_Texto del ejercicio_
_____

Sería socorrido empezar diciendo que fuimos muy amigos o era tan bueno, socorrido y falso. D. Pedro se ganó su don a base de amabilidad con los alumnos del conservatorio y los críos que íbamos por libre a examinarnos en la calle Dos de Mayo y luego al edificio cercano al hospital clínico, jugándonos el curso a una carta. Había otros dones: D. Jaime Catalá, el profesor de guitarra (y ahora mi vecino), D. Benigno Prego, y otro D. Pedro, Zuloaga, el pianista que hacía dúo con Frechilla, que quizá lo era a secas por su carácter ganso. También estaban la Porres, la Guerras (consulten el DRAE quienes/quienas crean que el artículo femenino singular implica desprecio, nada más lejos) y otras mujeres, sin olvidar a Pepita, la bedel cuando no había bedelas, que nos acomodaba en las aulas en las que era difícil acomodarse y nos devolvía como pastora de corderos si osábamos estirar las piernas en los pasillos buscando el cobijo y últimas instrucciones de nuestra profesora.
Aunque Aizpurúa (sé que en euskara —a propósito lo escribo— no hay tildes, pero en Valladolid le castellanizamos el apellido) podía examinarte de cualquier asignatura, siempre presidía los tribunales de Conjunto Coral, cosa que recordaba nada más sentarte, con su media voz de cura de incógnito:
—Esto no es solfeo: esto es coral.
Acto seguido nos adoctrinaba sobre cómo coger la partitura para mirarla y poderle mirar al tiempo. Jamás ponía mala cara ante una equivocación y nunca tenía reparos en decir da capo, por favor.

_____

_Tareas por hacer_
A) Repite sin cambiar nada el texto sobre D. Pedro, todo lo que va desde "Acto seguido nos" hasta "capo, por favor.".
B) Responde estas preguntas con datos del texto sobre D. Pedro:
(i) ¿De qué instrumento era profesor D. Jaime Catalá?
(ii) ¿Con quién hacía dúo el pianista D. Pedro Zuloaga?
(iii) ¿De qué asignatura presidía siempre los tribunales Aizpurúa?
C) Retoma el texto sobre D. Pedro y continúalo a partir de su última frase.

_____

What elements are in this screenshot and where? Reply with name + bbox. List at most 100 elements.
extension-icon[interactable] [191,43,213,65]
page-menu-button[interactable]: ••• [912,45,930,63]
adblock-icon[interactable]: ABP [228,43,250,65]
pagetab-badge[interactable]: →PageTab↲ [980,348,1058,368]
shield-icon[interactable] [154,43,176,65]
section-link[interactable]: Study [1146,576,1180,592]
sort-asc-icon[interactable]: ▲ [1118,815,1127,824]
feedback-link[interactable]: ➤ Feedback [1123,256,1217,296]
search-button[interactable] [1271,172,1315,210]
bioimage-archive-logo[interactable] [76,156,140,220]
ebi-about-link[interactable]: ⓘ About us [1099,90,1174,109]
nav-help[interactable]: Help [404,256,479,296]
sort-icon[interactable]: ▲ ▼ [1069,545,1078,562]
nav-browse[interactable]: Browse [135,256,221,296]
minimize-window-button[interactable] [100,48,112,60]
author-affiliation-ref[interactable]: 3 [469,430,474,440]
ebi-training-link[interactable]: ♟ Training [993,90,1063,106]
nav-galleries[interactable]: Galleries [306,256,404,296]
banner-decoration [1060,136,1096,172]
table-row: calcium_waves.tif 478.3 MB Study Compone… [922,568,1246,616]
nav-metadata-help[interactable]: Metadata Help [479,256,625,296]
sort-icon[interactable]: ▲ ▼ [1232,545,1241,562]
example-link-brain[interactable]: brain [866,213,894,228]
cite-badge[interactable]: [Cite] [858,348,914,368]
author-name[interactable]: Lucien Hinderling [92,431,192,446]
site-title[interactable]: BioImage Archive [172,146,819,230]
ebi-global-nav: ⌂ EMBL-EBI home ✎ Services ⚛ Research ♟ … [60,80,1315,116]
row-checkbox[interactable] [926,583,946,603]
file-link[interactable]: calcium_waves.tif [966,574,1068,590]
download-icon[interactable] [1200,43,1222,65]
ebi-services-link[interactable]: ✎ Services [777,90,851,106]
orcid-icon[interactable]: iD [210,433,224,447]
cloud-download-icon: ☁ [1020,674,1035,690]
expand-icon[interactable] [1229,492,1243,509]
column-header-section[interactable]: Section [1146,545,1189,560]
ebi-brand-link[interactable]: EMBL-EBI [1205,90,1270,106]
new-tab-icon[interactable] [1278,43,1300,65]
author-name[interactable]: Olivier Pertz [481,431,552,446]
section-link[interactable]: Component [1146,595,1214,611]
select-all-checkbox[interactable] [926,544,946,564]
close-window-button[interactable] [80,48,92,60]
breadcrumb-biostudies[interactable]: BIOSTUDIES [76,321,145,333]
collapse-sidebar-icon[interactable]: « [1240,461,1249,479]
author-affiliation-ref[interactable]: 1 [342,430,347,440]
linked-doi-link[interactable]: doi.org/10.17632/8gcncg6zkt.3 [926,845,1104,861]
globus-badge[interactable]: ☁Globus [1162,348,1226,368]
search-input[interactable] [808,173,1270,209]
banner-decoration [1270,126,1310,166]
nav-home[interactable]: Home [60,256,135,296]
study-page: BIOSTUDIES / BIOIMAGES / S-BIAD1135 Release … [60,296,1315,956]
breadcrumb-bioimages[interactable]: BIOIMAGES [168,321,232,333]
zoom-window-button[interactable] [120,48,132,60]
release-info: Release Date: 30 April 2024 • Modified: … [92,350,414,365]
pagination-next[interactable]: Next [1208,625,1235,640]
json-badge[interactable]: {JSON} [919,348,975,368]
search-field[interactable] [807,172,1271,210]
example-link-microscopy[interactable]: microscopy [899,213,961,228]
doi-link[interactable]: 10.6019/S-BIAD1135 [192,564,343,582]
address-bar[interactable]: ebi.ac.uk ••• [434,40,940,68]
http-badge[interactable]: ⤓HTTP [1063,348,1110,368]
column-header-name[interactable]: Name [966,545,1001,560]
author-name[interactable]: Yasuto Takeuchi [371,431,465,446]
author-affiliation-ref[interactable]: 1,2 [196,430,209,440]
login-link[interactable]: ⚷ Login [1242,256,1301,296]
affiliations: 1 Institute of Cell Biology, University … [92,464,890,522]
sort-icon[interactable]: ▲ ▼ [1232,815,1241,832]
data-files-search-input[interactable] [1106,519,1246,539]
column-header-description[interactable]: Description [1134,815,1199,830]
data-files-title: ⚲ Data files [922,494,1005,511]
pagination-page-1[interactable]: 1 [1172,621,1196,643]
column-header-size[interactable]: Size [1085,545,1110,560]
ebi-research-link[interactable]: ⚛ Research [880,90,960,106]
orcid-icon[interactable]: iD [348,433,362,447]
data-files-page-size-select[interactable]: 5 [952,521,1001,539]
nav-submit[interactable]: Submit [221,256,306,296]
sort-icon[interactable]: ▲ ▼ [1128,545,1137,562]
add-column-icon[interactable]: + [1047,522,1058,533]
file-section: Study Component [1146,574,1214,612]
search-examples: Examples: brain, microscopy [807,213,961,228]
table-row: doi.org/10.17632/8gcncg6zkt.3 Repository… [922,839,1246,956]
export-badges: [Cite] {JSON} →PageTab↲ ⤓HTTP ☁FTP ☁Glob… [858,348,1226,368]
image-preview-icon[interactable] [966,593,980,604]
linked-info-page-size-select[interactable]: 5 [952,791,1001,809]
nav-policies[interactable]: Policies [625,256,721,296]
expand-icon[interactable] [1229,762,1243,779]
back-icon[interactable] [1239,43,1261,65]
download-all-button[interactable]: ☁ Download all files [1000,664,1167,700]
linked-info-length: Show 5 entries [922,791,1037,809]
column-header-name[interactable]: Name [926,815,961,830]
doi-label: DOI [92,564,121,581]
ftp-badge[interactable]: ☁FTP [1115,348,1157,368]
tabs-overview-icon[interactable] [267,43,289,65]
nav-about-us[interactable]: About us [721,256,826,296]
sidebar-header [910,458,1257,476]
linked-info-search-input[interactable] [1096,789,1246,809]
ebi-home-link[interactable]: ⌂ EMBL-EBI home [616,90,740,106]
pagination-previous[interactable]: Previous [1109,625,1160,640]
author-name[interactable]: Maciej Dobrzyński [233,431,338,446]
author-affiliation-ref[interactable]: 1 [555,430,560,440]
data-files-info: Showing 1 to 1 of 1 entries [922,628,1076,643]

_____

_Respuestas_
A)
Acto seguido nos adoctrinaba sobre cómo coger la partitura para mirarla y poderle mirar al tiempo. Jamás ponía mala cara ante una equivocación y nunca tenía reparos en decir da capo, por favor.

B)
(i) De guitarra.
(ii) Con Frechilla.
(iii) De Conjunto Coral.

C)
Yo nací cantarín pero poco estudioso. Mis dos sobresalientes en coral vinieron más por mi contribución al cuarteto como contralto que por mis conocimientos de la teoría. Ya se había encargado Cantalapiedra, D. Luis, de hacerme perder el miedo en el coro del colegio. Más por intuición que por sapiencia, el Morito pititón y otras obras con arreglos del propio Aizpurúa sonaron afinadas. Pese a mis lapsus sobre autores, me dio la máxima nota. La de segundo supuso además el premio de una guitarra que me había apostado con mi padre en una tarde aburrida de pesca en las ventas de Geria. Me sugirió que estudiase canto, cosa que no hice y aún me arrepiento.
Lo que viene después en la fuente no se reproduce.